Type out the complete listing below word for word, without its pictures.

---------- Supplied entries

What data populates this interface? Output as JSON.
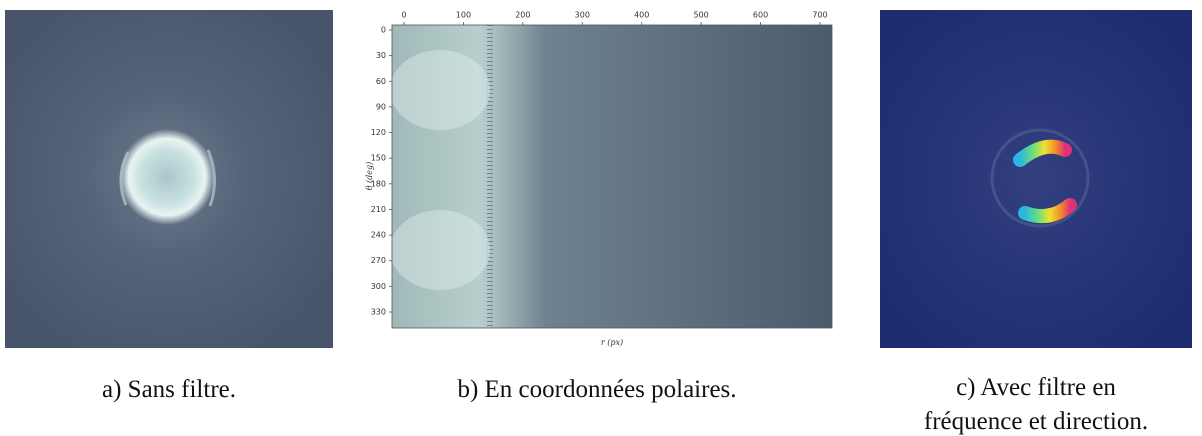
{
  "panels": [
    {
      "caption": "a) Sans filtre."
    },
    {
      "caption": "b) En coordonnées polaires.",
      "xticks": [
        0,
        100,
        200,
        300,
        400,
        500,
        600,
        700
      ],
      "yticks": [
        0,
        30,
        60,
        90,
        120,
        150,
        180,
        210,
        240,
        270,
        300,
        330
      ],
      "xlabel": "r (px)",
      "ylabel": "θ (deg)"
    },
    {
      "caption_lines": [
        "c) Avec filtre en",
        "fréquence et direction."
      ]
    }
  ]
}
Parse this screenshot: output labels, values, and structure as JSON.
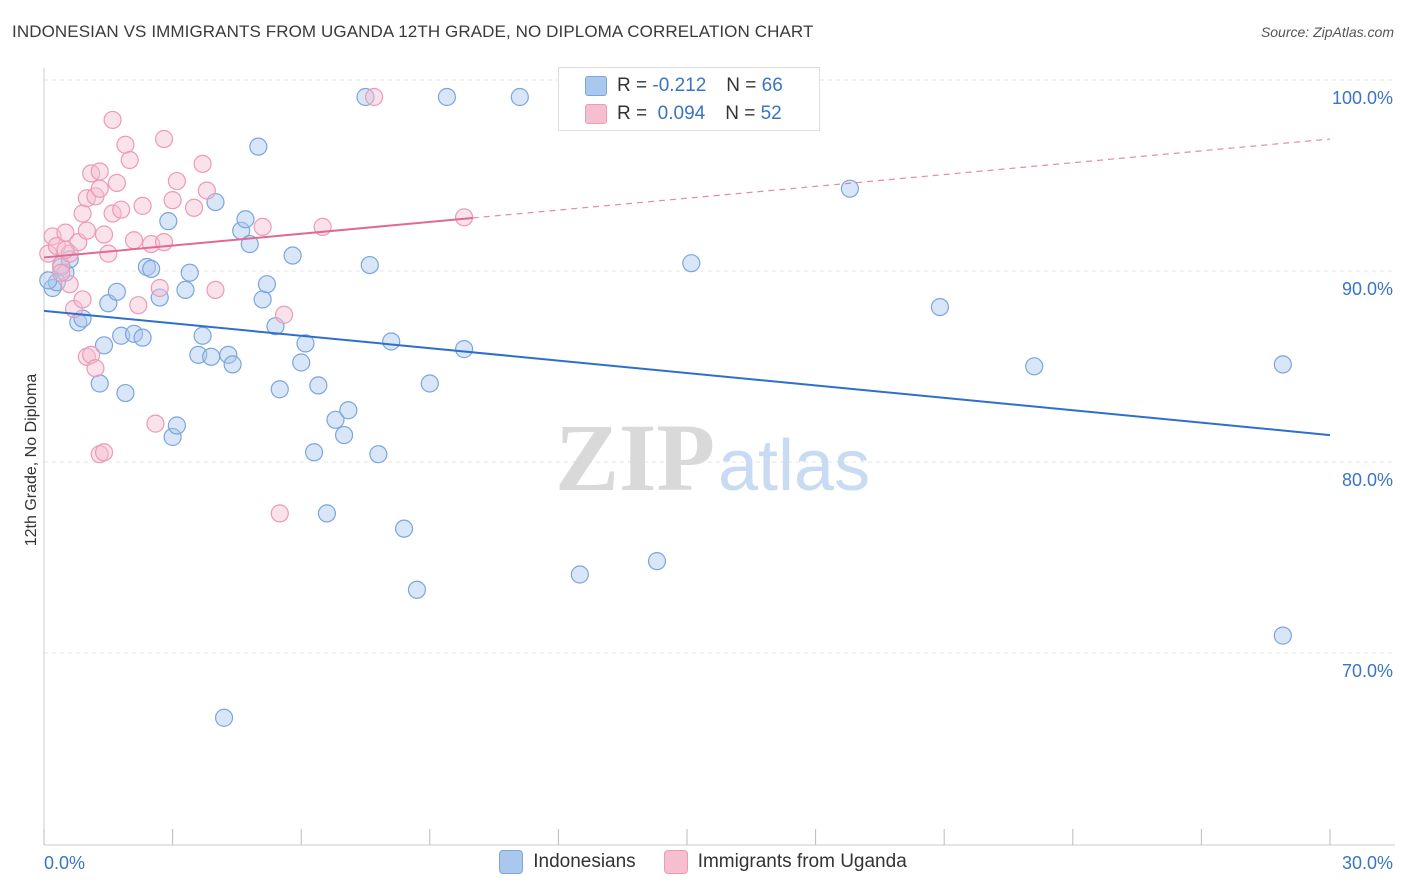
{
  "header": {
    "title": "INDONESIAN VS IMMIGRANTS FROM UGANDA 12TH GRADE, NO DIPLOMA CORRELATION CHART",
    "source": "Source: ZipAtlas.com"
  },
  "stats": [
    {
      "r_label": "R =",
      "r_value": "-0.212",
      "n_label": "N =",
      "n_value": "66"
    },
    {
      "r_label": "R =",
      "r_value": " 0.094",
      "n_label": "N =",
      "n_value": "52"
    }
  ],
  "colors": {
    "blue_fill": "#aac8ee",
    "blue_stroke": "#7aa6dd",
    "blue_line": "#2f6fcc",
    "pink_fill": "#f5bfd0",
    "pink_stroke": "#ec9ab5",
    "pink_line": "#e06a93",
    "tick_label": "#3a74c4",
    "grid": "#e4e4e4"
  },
  "chart_data": {
    "type": "scatter",
    "xlabel": "",
    "ylabel": "12th Grade, No Diploma",
    "xlim": [
      0,
      30
    ],
    "ylim": [
      60,
      104
    ],
    "x_tick_labels": {
      "left": "0.0%",
      "right": "30.0%"
    },
    "y_ticks": [
      {
        "value": 100,
        "label": "100.0%"
      },
      {
        "value": 90,
        "label": "90.0%"
      },
      {
        "value": 80,
        "label": "80.0%"
      },
      {
        "value": 70,
        "label": "70.0%"
      }
    ],
    "watermark": {
      "zip": "ZIP",
      "atlas": "atlas"
    },
    "legend_position": "bottom-center",
    "series": [
      {
        "name": "Indonesians",
        "trend": {
          "x0": 0,
          "y0": 88.8,
          "x1": 30,
          "y1": 82.3,
          "dashed_from": null
        },
        "points": [
          [
            0.2,
            90.0
          ],
          [
            0.3,
            90.3
          ],
          [
            0.4,
            91.1
          ],
          [
            0.5,
            90.8
          ],
          [
            0.6,
            91.5
          ],
          [
            0.8,
            88.2
          ],
          [
            0.9,
            88.4
          ],
          [
            1.3,
            85.0
          ],
          [
            1.4,
            87.0
          ],
          [
            1.5,
            89.2
          ],
          [
            1.7,
            89.8
          ],
          [
            1.8,
            87.5
          ],
          [
            1.9,
            84.5
          ],
          [
            2.1,
            87.6
          ],
          [
            2.3,
            87.4
          ],
          [
            2.4,
            91.1
          ],
          [
            2.5,
            91.0
          ],
          [
            2.7,
            89.5
          ],
          [
            2.9,
            93.5
          ],
          [
            3.0,
            82.2
          ],
          [
            3.1,
            82.8
          ],
          [
            3.3,
            89.9
          ],
          [
            3.4,
            90.8
          ],
          [
            3.6,
            86.5
          ],
          [
            3.7,
            87.5
          ],
          [
            3.9,
            86.4
          ],
          [
            4.0,
            94.5
          ],
          [
            4.2,
            67.5
          ],
          [
            4.3,
            86.5
          ],
          [
            4.4,
            86.0
          ],
          [
            4.6,
            93.0
          ],
          [
            4.7,
            93.6
          ],
          [
            4.8,
            92.3
          ],
          [
            5.0,
            97.4
          ],
          [
            5.1,
            89.4
          ],
          [
            5.2,
            90.2
          ],
          [
            5.4,
            88.0
          ],
          [
            5.5,
            84.7
          ],
          [
            5.8,
            91.7
          ],
          [
            6.0,
            86.1
          ],
          [
            6.1,
            87.1
          ],
          [
            6.3,
            81.4
          ],
          [
            6.4,
            84.9
          ],
          [
            6.8,
            83.1
          ],
          [
            7.0,
            82.3
          ],
          [
            7.1,
            83.6
          ],
          [
            7.6,
            91.2
          ],
          [
            7.8,
            81.3
          ],
          [
            8.1,
            87.2
          ],
          [
            8.4,
            77.4
          ],
          [
            8.7,
            74.2
          ],
          [
            9.0,
            85.0
          ],
          [
            9.8,
            86.8
          ],
          [
            11.1,
            100.0
          ],
          [
            12.5,
            75.0
          ],
          [
            14.3,
            75.7
          ],
          [
            15.1,
            91.3
          ],
          [
            6.6,
            78.2
          ],
          [
            7.5,
            100.0
          ],
          [
            18.8,
            95.2
          ],
          [
            20.9,
            89.0
          ],
          [
            23.1,
            85.9
          ],
          [
            28.9,
            86.0
          ],
          [
            28.9,
            71.8
          ],
          [
            0.1,
            90.4
          ],
          [
            9.4,
            100.0
          ]
        ]
      },
      {
        "name": "Immigrants from Uganda",
        "trend": {
          "x0": 0,
          "y0": 91.6,
          "x1": 30,
          "y1": 97.8,
          "dashed_from": 10.0
        },
        "points": [
          [
            0.1,
            91.8
          ],
          [
            0.2,
            92.7
          ],
          [
            0.3,
            92.2
          ],
          [
            0.4,
            91.2
          ],
          [
            0.5,
            92.9
          ],
          [
            0.6,
            91.8
          ],
          [
            0.7,
            88.9
          ],
          [
            0.8,
            92.4
          ],
          [
            0.9,
            93.9
          ],
          [
            1.0,
            94.7
          ],
          [
            1.1,
            96.0
          ],
          [
            1.2,
            94.8
          ],
          [
            1.3,
            96.1
          ],
          [
            1.4,
            92.8
          ],
          [
            1.5,
            91.8
          ],
          [
            1.6,
            93.9
          ],
          [
            1.7,
            95.5
          ],
          [
            1.8,
            94.1
          ],
          [
            1.9,
            97.5
          ],
          [
            2.0,
            96.7
          ],
          [
            2.1,
            92.5
          ],
          [
            2.2,
            89.1
          ],
          [
            2.3,
            94.3
          ],
          [
            2.5,
            92.3
          ],
          [
            2.6,
            82.9
          ],
          [
            2.7,
            90.0
          ],
          [
            2.8,
            97.8
          ],
          [
            3.0,
            94.6
          ],
          [
            3.1,
            95.6
          ],
          [
            3.5,
            94.2
          ],
          [
            3.7,
            96.5
          ],
          [
            3.8,
            95.1
          ],
          [
            4.0,
            89.9
          ],
          [
            1.0,
            86.4
          ],
          [
            1.1,
            86.5
          ],
          [
            1.2,
            85.8
          ],
          [
            1.3,
            81.3
          ],
          [
            1.4,
            81.4
          ],
          [
            5.1,
            93.2
          ],
          [
            5.5,
            78.2
          ],
          [
            5.6,
            88.6
          ],
          [
            6.5,
            93.2
          ],
          [
            7.7,
            100.0
          ],
          [
            9.8,
            93.7
          ],
          [
            0.6,
            90.2
          ],
          [
            0.9,
            89.4
          ],
          [
            1.0,
            93.0
          ],
          [
            1.3,
            95.2
          ],
          [
            1.6,
            98.8
          ],
          [
            2.8,
            92.4
          ],
          [
            0.4,
            90.8
          ],
          [
            0.5,
            92.0
          ]
        ]
      }
    ]
  }
}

--------------------

Correct output:
What data populates this interface? Output as JSON.
{
  "panels": [
    {
      "caption": "a) Sans filtre."
    },
    {
      "caption": "b) En coordonnées polaires.",
      "xticks": [
        0,
        100,
        200,
        300,
        400,
        500,
        600,
        700
      ],
      "yticks": [
        0,
        30,
        60,
        90,
        120,
        150,
        180,
        210,
        240,
        270,
        300,
        330
      ],
      "xlabel": "r (px)",
      "ylabel": "θ (deg)"
    },
    {
      "caption_lines": [
        "c) Avec filtre en",
        "fréquence et direction."
      ]
    }
  ]
}
Parse this screenshot: output labels, values, and structure as JSON.
{
  "header": {
    "title": "INDONESIAN VS IMMIGRANTS FROM UGANDA 12TH GRADE, NO DIPLOMA CORRELATION CHART",
    "source": "Source: ZipAtlas.com"
  },
  "stats": [
    {
      "r_label": "R =",
      "r_value": "-0.212",
      "n_label": "N =",
      "n_value": "66"
    },
    {
      "r_label": "R =",
      "r_value": " 0.094",
      "n_label": "N =",
      "n_value": "52"
    }
  ],
  "colors": {
    "blue_fill": "#aac8ee",
    "blue_stroke": "#7aa6dd",
    "blue_line": "#2f6fcc",
    "pink_fill": "#f5bfd0",
    "pink_stroke": "#ec9ab5",
    "pink_line": "#e06a93",
    "tick_label": "#3a74c4",
    "grid": "#e4e4e4"
  },
  "chart_data": {
    "type": "scatter",
    "xlabel": "",
    "ylabel": "12th Grade, No Diploma",
    "xlim": [
      0,
      30
    ],
    "ylim": [
      60,
      104
    ],
    "x_tick_labels": {
      "left": "0.0%",
      "right": "30.0%"
    },
    "y_ticks": [
      {
        "value": 100,
        "label": "100.0%"
      },
      {
        "value": 90,
        "label": "90.0%"
      },
      {
        "value": 80,
        "label": "80.0%"
      },
      {
        "value": 70,
        "label": "70.0%"
      }
    ],
    "watermark": {
      "zip": "ZIP",
      "atlas": "atlas"
    },
    "legend_position": "bottom-center",
    "series": [
      {
        "name": "Indonesians",
        "trend": {
          "x0": 0,
          "y0": 88.8,
          "x1": 30,
          "y1": 82.3,
          "dashed_from": null
        },
        "points": [
          [
            0.2,
            90.0
          ],
          [
            0.3,
            90.3
          ],
          [
            0.4,
            91.1
          ],
          [
            0.5,
            90.8
          ],
          [
            0.6,
            91.5
          ],
          [
            0.8,
            88.2
          ],
          [
            0.9,
            88.4
          ],
          [
            1.3,
            85.0
          ],
          [
            1.4,
            87.0
          ],
          [
            1.5,
            89.2
          ],
          [
            1.7,
            89.8
          ],
          [
            1.8,
            87.5
          ],
          [
            1.9,
            84.5
          ],
          [
            2.1,
            87.6
          ],
          [
            2.3,
            87.4
          ],
          [
            2.4,
            91.1
          ],
          [
            2.5,
            91.0
          ],
          [
            2.7,
            89.5
          ],
          [
            2.9,
            93.5
          ],
          [
            3.0,
            82.2
          ],
          [
            3.1,
            82.8
          ],
          [
            3.3,
            89.9
          ],
          [
            3.4,
            90.8
          ],
          [
            3.6,
            86.5
          ],
          [
            3.7,
            87.5
          ],
          [
            3.9,
            86.4
          ],
          [
            4.0,
            94.5
          ],
          [
            4.2,
            67.5
          ],
          [
            4.3,
            86.5
          ],
          [
            4.4,
            86.0
          ],
          [
            4.6,
            93.0
          ],
          [
            4.7,
            93.6
          ],
          [
            4.8,
            92.3
          ],
          [
            5.0,
            97.4
          ],
          [
            5.1,
            89.4
          ],
          [
            5.2,
            90.2
          ],
          [
            5.4,
            88.0
          ],
          [
            5.5,
            84.7
          ],
          [
            5.8,
            91.7
          ],
          [
            6.0,
            86.1
          ],
          [
            6.1,
            87.1
          ],
          [
            6.3,
            81.4
          ],
          [
            6.4,
            84.9
          ],
          [
            6.8,
            83.1
          ],
          [
            7.0,
            82.3
          ],
          [
            7.1,
            83.6
          ],
          [
            7.6,
            91.2
          ],
          [
            7.8,
            81.3
          ],
          [
            8.1,
            87.2
          ],
          [
            8.4,
            77.4
          ],
          [
            8.7,
            74.2
          ],
          [
            9.0,
            85.0
          ],
          [
            9.8,
            86.8
          ],
          [
            11.1,
            100.0
          ],
          [
            12.5,
            75.0
          ],
          [
            14.3,
            75.7
          ],
          [
            15.1,
            91.3
          ],
          [
            6.6,
            78.2
          ],
          [
            7.5,
            100.0
          ],
          [
            18.8,
            95.2
          ],
          [
            20.9,
            89.0
          ],
          [
            23.1,
            85.9
          ],
          [
            28.9,
            86.0
          ],
          [
            28.9,
            71.8
          ],
          [
            0.1,
            90.4
          ],
          [
            9.4,
            100.0
          ]
        ]
      },
      {
        "name": "Immigrants from Uganda",
        "trend": {
          "x0": 0,
          "y0": 91.6,
          "x1": 30,
          "y1": 97.8,
          "dashed_from": 10.0
        },
        "points": [
          [
            0.1,
            91.8
          ],
          [
            0.2,
            92.7
          ],
          [
            0.3,
            92.2
          ],
          [
            0.4,
            91.2
          ],
          [
            0.5,
            92.9
          ],
          [
            0.6,
            91.8
          ],
          [
            0.7,
            88.9
          ],
          [
            0.8,
            92.4
          ],
          [
            0.9,
            93.9
          ],
          [
            1.0,
            94.7
          ],
          [
            1.1,
            96.0
          ],
          [
            1.2,
            94.8
          ],
          [
            1.3,
            96.1
          ],
          [
            1.4,
            92.8
          ],
          [
            1.5,
            91.8
          ],
          [
            1.6,
            93.9
          ],
          [
            1.7,
            95.5
          ],
          [
            1.8,
            94.1
          ],
          [
            1.9,
            97.5
          ],
          [
            2.0,
            96.7
          ],
          [
            2.1,
            92.5
          ],
          [
            2.2,
            89.1
          ],
          [
            2.3,
            94.3
          ],
          [
            2.5,
            92.3
          ],
          [
            2.6,
            82.9
          ],
          [
            2.7,
            90.0
          ],
          [
            2.8,
            97.8
          ],
          [
            3.0,
            94.6
          ],
          [
            3.1,
            95.6
          ],
          [
            3.5,
            94.2
          ],
          [
            3.7,
            96.5
          ],
          [
            3.8,
            95.1
          ],
          [
            4.0,
            89.9
          ],
          [
            1.0,
            86.4
          ],
          [
            1.1,
            86.5
          ],
          [
            1.2,
            85.8
          ],
          [
            1.3,
            81.3
          ],
          [
            1.4,
            81.4
          ],
          [
            5.1,
            93.2
          ],
          [
            5.5,
            78.2
          ],
          [
            5.6,
            88.6
          ],
          [
            6.5,
            93.2
          ],
          [
            7.7,
            100.0
          ],
          [
            9.8,
            93.7
          ],
          [
            0.6,
            90.2
          ],
          [
            0.9,
            89.4
          ],
          [
            1.0,
            93.0
          ],
          [
            1.3,
            95.2
          ],
          [
            1.6,
            98.8
          ],
          [
            2.8,
            92.4
          ],
          [
            0.4,
            90.8
          ],
          [
            0.5,
            92.0
          ]
        ]
      }
    ]
  }
}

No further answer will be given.